## START DATASET
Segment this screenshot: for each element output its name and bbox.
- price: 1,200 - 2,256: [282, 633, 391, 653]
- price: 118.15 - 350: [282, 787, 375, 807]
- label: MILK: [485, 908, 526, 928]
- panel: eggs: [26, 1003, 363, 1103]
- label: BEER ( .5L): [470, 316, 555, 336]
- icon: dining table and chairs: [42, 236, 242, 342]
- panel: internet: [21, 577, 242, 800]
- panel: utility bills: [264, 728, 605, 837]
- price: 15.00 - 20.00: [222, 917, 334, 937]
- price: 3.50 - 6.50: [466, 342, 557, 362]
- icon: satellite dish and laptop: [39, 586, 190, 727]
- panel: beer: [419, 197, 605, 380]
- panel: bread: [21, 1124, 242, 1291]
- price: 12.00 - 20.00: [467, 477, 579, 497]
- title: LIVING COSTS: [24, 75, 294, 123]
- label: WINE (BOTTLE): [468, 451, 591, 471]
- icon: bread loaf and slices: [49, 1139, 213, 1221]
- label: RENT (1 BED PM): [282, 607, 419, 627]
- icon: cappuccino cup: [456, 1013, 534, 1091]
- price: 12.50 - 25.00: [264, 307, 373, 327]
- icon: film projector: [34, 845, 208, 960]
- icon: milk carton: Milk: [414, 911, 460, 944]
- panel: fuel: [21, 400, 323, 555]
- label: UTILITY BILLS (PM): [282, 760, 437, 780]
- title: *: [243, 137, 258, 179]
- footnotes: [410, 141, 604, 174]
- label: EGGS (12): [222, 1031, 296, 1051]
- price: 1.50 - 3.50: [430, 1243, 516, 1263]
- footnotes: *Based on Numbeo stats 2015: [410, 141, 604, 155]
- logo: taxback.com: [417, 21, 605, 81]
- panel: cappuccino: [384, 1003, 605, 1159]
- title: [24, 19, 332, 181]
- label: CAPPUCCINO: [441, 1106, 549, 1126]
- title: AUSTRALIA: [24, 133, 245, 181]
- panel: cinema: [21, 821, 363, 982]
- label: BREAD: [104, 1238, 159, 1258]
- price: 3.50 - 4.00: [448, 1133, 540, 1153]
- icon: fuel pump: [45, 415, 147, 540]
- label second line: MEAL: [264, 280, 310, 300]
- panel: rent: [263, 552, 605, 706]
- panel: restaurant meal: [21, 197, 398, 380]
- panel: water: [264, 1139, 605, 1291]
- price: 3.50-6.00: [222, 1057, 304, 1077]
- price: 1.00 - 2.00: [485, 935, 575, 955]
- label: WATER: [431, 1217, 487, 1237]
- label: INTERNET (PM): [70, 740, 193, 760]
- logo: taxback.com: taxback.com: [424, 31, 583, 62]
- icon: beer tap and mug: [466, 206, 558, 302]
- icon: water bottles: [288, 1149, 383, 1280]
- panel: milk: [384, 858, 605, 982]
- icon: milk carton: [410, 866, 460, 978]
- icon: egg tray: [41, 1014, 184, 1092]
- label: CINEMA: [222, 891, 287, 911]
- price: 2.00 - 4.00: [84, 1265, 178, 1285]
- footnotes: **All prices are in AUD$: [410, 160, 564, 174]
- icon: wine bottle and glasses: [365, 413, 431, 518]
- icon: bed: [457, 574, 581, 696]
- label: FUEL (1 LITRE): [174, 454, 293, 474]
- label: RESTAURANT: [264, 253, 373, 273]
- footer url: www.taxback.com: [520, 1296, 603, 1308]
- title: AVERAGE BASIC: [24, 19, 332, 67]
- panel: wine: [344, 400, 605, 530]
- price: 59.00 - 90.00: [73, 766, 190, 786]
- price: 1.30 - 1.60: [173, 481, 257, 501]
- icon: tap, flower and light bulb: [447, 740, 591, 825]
## END DATASET
GOAL: Format every line above as a JSON array of strings, one string per line, skipping any blank lines.

ANSWER TO THE EXERCISE:
[
  "Segment this screenshot: for each element output its name and bbox.",
  "- price: 1,200 - 2,256: [282, 633, 391, 653]",
  "- price: 118.15 - 350: [282, 787, 375, 807]",
  "- label: MILK: [485, 908, 526, 928]",
  "- panel: eggs: [26, 1003, 363, 1103]",
  "- label: BEER ( .5L): [470, 316, 555, 336]",
  "- icon: dining table and chairs: [42, 236, 242, 342]",
  "- panel: internet: [21, 577, 242, 800]",
  "- panel: utility bills: [264, 728, 605, 837]",
  "- price: 15.00 - 20.00: [222, 917, 334, 937]",
  "- price: 3.50 - 6.50: [466, 342, 557, 362]",
  "- icon: satellite dish and laptop: [39, 586, 190, 727]",
  "- panel: beer: [419, 197, 605, 380]",
  "- panel: bread: [21, 1124, 242, 1291]",
  "- price: 12.00 - 20.00: [467, 477, 579, 497]",
  "- title: LIVING COSTS: [24, 75, 294, 123]",
  "- label: WINE (BOTTLE): [468, 451, 591, 471]",
  "- icon: bread loaf and slices: [49, 1139, 213, 1221]",
  "- label: RENT (1 BED PM): [282, 607, 419, 627]",
  "- icon: cappuccino cup: [456, 1013, 534, 1091]",
  "- price: 12.50 - 25.00: [264, 307, 373, 327]",
  "- icon: film projector: [34, 845, 208, 960]",
  "- icon: milk carton: Milk: [414, 911, 460, 944]",
  "- panel: fuel: [21, 400, 323, 555]",
  "- label: UTILITY BILLS (PM): [282, 760, 437, 780]",
  "- title: *: [243, 137, 258, 179]",
  "- footnotes: [410, 141, 604, 174]",
  "- label: EGGS (12): [222, 1031, 296, 1051]",
  "- price: 1.50 - 3.50: [430, 1243, 516, 1263]",
  "- footnotes: *Based on Numbeo stats 2015: [410, 141, 604, 155]",
  "- logo: taxback.com: [417, 21, 605, 81]",
  "- panel: cappuccino: [384, 1003, 605, 1159]",
  "- title: [24, 19, 332, 181]",
  "- label: CAPPUCCINO: [441, 1106, 549, 1126]",
  "- title: AUSTRALIA: [24, 133, 245, 181]",
  "- panel: cinema: [21, 821, 363, 982]",
  "- label: BREAD: [104, 1238, 159, 1258]",
  "- price: 3.50 - 4.00: [448, 1133, 540, 1153]",
  "- icon: fuel pump: [45, 415, 147, 540]",
  "- label second line: MEAL: [264, 280, 310, 300]",
  "- panel: rent: [263, 552, 605, 706]",
  "- panel: restaurant meal: [21, 197, 398, 380]",
  "- panel: water: [264, 1139, 605, 1291]",
  "- price: 3.50-6.00: [222, 1057, 304, 1077]",
  "- price: 1.00 - 2.00: [485, 935, 575, 955]",
  "- label: WATER: [431, 1217, 487, 1237]",
  "- label: INTERNET (PM): [70, 740, 193, 760]",
  "- logo: taxback.com: taxback.com: [424, 31, 583, 62]",
  "- icon: beer tap and mug: [466, 206, 558, 302]",
  "- icon: water bottles: [288, 1149, 383, 1280]",
  "- panel: milk: [384, 858, 605, 982]",
  "- icon: milk carton: [410, 866, 460, 978]",
  "- icon: egg tray: [41, 1014, 184, 1092]",
  "- label: CINEMA: [222, 891, 287, 911]",
  "- price: 2.00 - 4.00: [84, 1265, 178, 1285]",
  "- footnotes: **All prices are in AUD$: [410, 160, 564, 174]",
  "- icon: wine bottle and glasses: [365, 413, 431, 518]",
  "- icon: bed: [457, 574, 581, 696]",
  "- label: FUEL (1 LITRE): [174, 454, 293, 474]",
  "- label: RESTAURANT: [264, 253, 373, 273]",
  "- footer url: www.taxback.com: [520, 1296, 603, 1308]",
  "- title: AVERAGE BASIC: [24, 19, 332, 67]",
  "- panel: wine: [344, 400, 605, 530]",
  "- price: 59.00 - 90.00: [73, 766, 190, 786]",
  "- price: 1.30 - 1.60: [173, 481, 257, 501]",
  "- icon: tap, flower and light bulb: [447, 740, 591, 825]"
]